■ **SET EXERCISE**: Collect every line in the records below that contains the word "estimate".

◇ ◇ ◇ ◇

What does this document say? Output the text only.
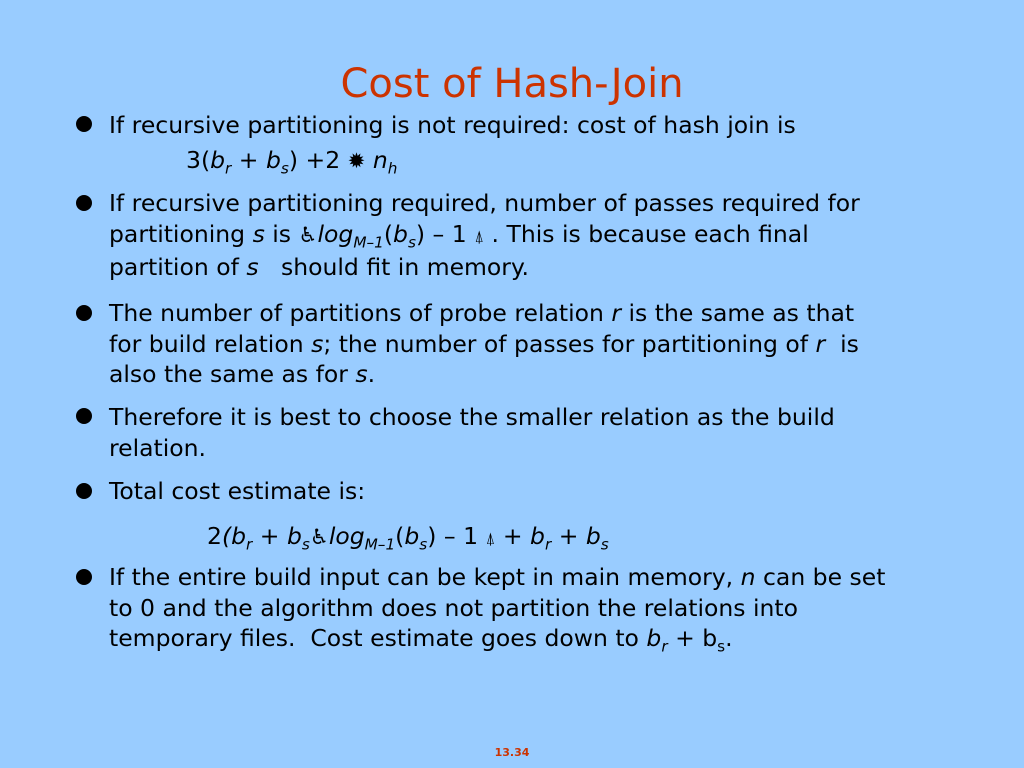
Cost of Hash-Join
If recursive partitioning is not required: cost of hash join is
$3(b_r + b_s) +2$ ✹ $n_h$
If recursive partitioning required, number of passes required for
partitioning s is $♿\log_{M-1}(b_s) - 1$ ⍋ . This is because each final
partition of s   should fit in memory.
The number of partitions of probe relation r is the same as that
for build relation s; the number of passes for partitioning of r  is
also the same as for s.
Therefore it is best to choose the smaller relation as the build
relation.
Total cost estimate is:
$2(b_r$ + $b_s♿\log_{M-1}(b_s) - 1$ ⍋ + $b_r + b_s$
If the entire build input can be kept in main memory, n can be set
to 0 and the algorithm does not partition the relations into
temporary files.  Cost estimate goes down to $b_r + b_s$.
13.34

◇ ◇ ◇ ◇

■ **TASK RESPONSE**:
Total cost estimate is:
temporary files.  Cost estimate goes down to $b_r + b_s$.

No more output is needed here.